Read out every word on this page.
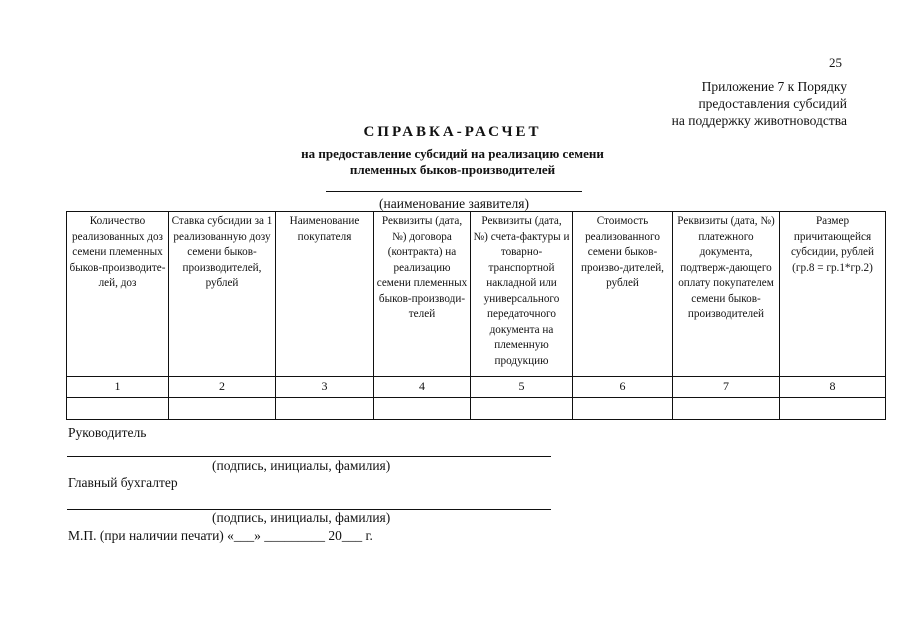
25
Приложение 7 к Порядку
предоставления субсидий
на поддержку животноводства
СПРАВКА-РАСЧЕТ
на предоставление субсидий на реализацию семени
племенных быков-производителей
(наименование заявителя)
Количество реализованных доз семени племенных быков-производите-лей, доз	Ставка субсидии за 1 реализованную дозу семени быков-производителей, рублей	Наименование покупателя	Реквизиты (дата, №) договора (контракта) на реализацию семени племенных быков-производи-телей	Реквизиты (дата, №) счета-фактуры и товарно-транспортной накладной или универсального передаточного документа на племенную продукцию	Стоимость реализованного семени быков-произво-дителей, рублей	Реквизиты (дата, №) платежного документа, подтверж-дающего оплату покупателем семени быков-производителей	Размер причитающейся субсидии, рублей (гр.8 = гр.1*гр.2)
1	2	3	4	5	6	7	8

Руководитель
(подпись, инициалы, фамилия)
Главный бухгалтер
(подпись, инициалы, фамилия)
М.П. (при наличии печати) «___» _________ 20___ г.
- - -
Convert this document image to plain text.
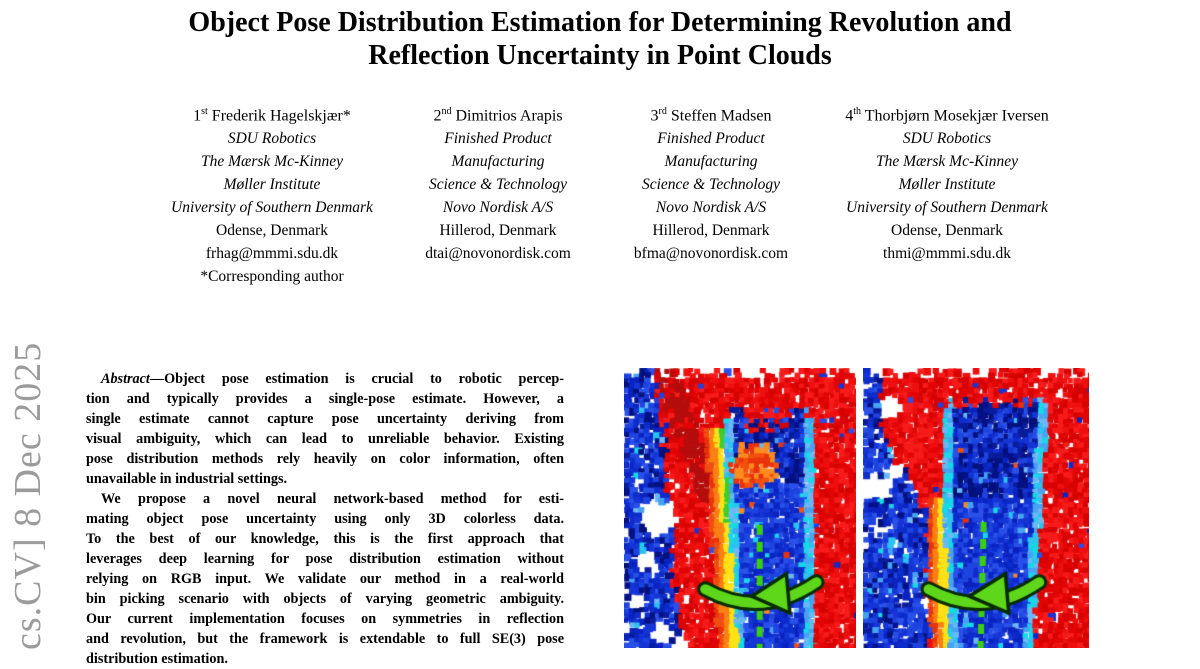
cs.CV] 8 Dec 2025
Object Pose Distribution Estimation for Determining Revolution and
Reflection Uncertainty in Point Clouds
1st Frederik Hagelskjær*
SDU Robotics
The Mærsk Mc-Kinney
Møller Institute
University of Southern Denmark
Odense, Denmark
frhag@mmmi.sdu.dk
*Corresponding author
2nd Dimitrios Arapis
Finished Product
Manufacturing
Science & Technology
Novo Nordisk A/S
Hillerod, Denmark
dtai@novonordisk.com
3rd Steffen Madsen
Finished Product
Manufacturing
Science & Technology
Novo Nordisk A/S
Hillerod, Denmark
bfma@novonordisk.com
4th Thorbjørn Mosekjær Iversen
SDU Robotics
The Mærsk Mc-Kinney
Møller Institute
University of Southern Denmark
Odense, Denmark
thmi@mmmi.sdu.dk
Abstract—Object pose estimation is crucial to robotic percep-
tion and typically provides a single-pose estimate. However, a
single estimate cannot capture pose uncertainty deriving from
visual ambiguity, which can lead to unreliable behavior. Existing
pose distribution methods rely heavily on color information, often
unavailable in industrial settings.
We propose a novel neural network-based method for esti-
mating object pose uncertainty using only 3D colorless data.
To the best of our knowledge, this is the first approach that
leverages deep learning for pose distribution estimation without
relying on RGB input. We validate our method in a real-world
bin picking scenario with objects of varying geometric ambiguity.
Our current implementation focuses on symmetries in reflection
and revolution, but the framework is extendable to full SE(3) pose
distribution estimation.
- - -
EXERCISE TASK. Count how many lines of the listing above include "производителей" and report that number alone.

CORRECT OUTPUT. 2